→ TASK OBJECTIVE: Transcribe all of the material exactly, except for its pictures.

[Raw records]
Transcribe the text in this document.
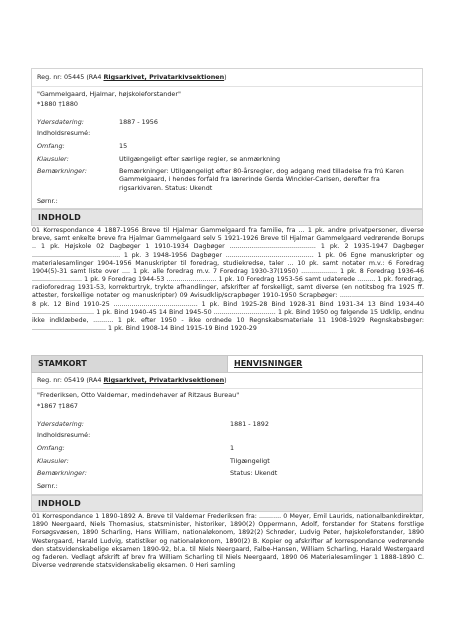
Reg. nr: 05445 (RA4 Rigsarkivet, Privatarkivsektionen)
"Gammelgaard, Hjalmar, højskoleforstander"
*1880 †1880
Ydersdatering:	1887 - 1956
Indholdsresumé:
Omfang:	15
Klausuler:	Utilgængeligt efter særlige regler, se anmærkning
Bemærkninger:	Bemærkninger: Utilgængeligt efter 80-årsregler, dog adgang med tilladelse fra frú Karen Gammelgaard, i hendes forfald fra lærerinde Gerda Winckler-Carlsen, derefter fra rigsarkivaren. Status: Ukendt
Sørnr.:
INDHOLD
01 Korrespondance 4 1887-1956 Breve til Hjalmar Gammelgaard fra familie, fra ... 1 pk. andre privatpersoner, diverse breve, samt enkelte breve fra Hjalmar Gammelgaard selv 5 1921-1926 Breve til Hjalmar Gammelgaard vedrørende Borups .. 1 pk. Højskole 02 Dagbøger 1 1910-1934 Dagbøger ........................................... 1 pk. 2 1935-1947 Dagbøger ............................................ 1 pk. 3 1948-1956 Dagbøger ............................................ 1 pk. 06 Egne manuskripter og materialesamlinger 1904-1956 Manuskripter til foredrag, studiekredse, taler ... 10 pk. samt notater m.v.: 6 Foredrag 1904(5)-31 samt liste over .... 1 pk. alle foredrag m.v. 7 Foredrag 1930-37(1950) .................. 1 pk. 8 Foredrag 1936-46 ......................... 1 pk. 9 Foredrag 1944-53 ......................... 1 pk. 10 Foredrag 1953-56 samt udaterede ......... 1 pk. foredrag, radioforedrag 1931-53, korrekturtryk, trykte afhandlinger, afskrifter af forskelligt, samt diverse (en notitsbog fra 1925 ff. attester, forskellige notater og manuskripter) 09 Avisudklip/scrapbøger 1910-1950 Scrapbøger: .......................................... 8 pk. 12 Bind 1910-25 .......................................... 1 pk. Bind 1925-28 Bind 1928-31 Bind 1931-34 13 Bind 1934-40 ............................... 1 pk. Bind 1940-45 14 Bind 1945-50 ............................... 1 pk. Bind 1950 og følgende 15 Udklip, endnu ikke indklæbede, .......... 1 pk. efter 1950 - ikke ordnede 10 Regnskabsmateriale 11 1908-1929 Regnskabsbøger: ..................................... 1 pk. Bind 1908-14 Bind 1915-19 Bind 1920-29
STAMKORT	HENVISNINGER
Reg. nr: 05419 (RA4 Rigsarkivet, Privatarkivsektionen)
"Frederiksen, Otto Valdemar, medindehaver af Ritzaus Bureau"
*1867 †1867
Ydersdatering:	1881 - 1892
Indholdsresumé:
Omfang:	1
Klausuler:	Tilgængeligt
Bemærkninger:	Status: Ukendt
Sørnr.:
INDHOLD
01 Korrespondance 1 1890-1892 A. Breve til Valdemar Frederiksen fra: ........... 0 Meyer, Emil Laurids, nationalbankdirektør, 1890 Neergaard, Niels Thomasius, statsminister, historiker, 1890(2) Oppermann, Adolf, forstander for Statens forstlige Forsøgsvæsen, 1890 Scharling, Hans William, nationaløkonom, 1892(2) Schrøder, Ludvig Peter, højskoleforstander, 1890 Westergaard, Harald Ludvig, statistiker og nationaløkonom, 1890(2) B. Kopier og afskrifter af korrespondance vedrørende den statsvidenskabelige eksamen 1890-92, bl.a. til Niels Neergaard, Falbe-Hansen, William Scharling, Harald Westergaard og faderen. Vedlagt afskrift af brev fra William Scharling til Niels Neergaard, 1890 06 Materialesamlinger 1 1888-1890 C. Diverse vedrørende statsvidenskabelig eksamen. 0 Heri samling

→ SOLUTION TO THIS TASK:
Transcribe the text in this document.
Reg. nr: 05445 (RA4 Rigsarkivet, Privatarkivsektionen)
"Gammelgaard, Hjalmar, højskoleforstander"
*1880 †1880
Ydersdatering:	1887 - 1956
Indholdsresumé:
Omfang:	15
Klausuler:	Utilgængeligt efter særlige regler, se anmærkning
Bemærkninger:	Bemærkninger: Utilgængeligt efter 80-årsregler, dog adgang med tilladelse fra frú Karen Gammelgaard, i hendes forfald fra lærerinde Gerda Winckler-Carlsen, derefter fra rigsarkivaren. Status: Ukendt
Sørnr.:
INDHOLD
01 Korrespondance 4 1887-1956 Breve til Hjalmar Gammelgaard fra familie, fra ... 1 pk. andre privatpersoner, diverse breve, samt enkelte breve fra Hjalmar Gammelgaard selv 5 1921-1926 Breve til Hjalmar Gammelgaard vedrørende Borups .. 1 pk. Højskole 02 Dagbøger 1 1910-1934 Dagbøger ........................................... 1 pk. 2 1935-1947 Dagbøger ............................................ 1 pk. 3 1948-1956 Dagbøger ............................................ 1 pk. 06 Egne manuskripter og materialesamlinger 1904-1956 Manuskripter til foredrag, studiekredse, taler ... 10 pk. samt notater m.v.: 6 Foredrag 1904(5)-31 samt liste over .... 1 pk. alle foredrag m.v. 7 Foredrag 1930-37(1950) .................. 1 pk. 8 Foredrag 1936-46 ......................... 1 pk. 9 Foredrag 1944-53 ......................... 1 pk. 10 Foredrag 1953-56 samt udaterede ......... 1 pk. foredrag, radioforedrag 1931-53, korrekturtryk, trykte afhandlinger, afskrifter af forskelligt, samt diverse (en notitsbog fra 1925 ff. attester, forskellige notater og manuskripter) 09 Avisudklip/scrapbøger 1910-1950 Scrapbøger: .......................................... 8 pk. 12 Bind 1910-25 .......................................... 1 pk. Bind 1925-28 Bind 1928-31 Bind 1931-34 13 Bind 1934-40 ............................... 1 pk. Bind 1940-45 14 Bind 1945-50 ............................... 1 pk. Bind 1950 og følgende 15 Udklip, endnu ikke indklæbede, .......... 1 pk. efter 1950 - ikke ordnede 10 Regnskabsmateriale 11 1908-1929 Regnskabsbøger: ..................................... 1 pk. Bind 1908-14 Bind 1915-19 Bind 1920-29
STAMKORT	HENVISNINGER
Reg. nr: 05419 (RA4 Rigsarkivet, Privatarkivsektionen)
"Frederiksen, Otto Valdemar, medindehaver af Ritzaus Bureau"
*1867 †1867
Ydersdatering:	1881 - 1892
Indholdsresumé:
Omfang:	1
Klausuler:	Tilgængeligt
Bemærkninger:	Status: Ukendt
Sørnr.:
INDHOLD
01 Korrespondance 1 1890-1892 A. Breve til Valdemar Frederiksen fra: ........... 0 Meyer, Emil Laurids, nationalbankdirektør, 1890 Neergaard, Niels Thomasius, statsminister, historiker, 1890(2) Oppermann, Adolf, forstander for Statens forstlige Forsøgsvæsen, 1890 Scharling, Hans William, nationaløkonom, 1892(2) Schrøder, Ludvig Peter, højskoleforstander, 1890 Westergaard, Harald Ludvig, statistiker og nationaløkonom, 1890(2) B. Kopier og afskrifter af korrespondance vedrørende den statsvidenskabelige eksamen 1890-92, bl.a. til Niels Neergaard, Falbe-Hansen, William Scharling, Harald Westergaard og faderen. Vedlagt afskrift af brev fra William Scharling til Niels Neergaard, 1890 06 Materialesamlinger 1 1888-1890 C. Diverse vedrørende statsvidenskabelig eksamen. 0 Heri samling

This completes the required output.